(Collection entries)
..............................

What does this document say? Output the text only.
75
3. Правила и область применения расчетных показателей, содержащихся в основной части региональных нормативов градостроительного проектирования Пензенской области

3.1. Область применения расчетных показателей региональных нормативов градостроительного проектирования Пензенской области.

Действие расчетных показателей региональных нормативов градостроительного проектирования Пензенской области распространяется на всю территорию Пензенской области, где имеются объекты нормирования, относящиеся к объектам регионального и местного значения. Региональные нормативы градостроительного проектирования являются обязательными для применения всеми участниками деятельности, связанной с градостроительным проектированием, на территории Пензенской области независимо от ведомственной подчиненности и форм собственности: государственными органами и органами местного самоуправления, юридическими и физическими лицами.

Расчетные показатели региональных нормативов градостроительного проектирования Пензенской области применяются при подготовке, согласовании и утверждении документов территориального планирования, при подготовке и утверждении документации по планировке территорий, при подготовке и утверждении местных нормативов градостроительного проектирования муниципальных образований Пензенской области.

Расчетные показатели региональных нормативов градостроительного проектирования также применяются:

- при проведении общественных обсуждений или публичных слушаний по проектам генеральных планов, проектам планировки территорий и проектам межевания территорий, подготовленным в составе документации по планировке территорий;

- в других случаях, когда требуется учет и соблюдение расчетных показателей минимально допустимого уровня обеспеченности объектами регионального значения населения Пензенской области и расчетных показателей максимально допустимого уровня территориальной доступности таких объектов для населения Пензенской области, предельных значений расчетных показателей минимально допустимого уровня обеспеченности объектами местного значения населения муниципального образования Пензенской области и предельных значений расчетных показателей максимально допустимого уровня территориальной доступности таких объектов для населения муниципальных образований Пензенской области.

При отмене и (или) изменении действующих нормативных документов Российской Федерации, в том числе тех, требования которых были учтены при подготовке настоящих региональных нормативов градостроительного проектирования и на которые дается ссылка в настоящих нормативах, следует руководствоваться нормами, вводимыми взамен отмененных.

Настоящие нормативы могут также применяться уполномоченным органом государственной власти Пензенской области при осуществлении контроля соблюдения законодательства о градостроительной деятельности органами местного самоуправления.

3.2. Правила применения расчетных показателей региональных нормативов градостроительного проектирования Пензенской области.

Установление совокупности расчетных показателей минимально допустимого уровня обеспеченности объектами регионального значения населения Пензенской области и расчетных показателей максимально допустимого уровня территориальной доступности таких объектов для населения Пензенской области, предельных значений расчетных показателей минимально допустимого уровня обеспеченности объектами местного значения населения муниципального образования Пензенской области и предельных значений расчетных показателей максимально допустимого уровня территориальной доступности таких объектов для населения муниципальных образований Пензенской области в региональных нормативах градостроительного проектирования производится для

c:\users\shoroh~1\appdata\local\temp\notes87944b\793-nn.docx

..............................

Task instructions
Show, from the material above, each line that includes the string "применяются".

The response
Расчетные показатели региональных нормативов градостроительного проектирования Пензенской области применяются при подготовке, согласовании и утверждении документов территориального планирования, при подготовке и утверждении документации по планировке территорий, при подготовке и утверждении местных нормативов градостроительного проектирования муниципальных образований Пензенской области.
Расчетные показатели региональных нормативов градостроительного проектирования также применяются:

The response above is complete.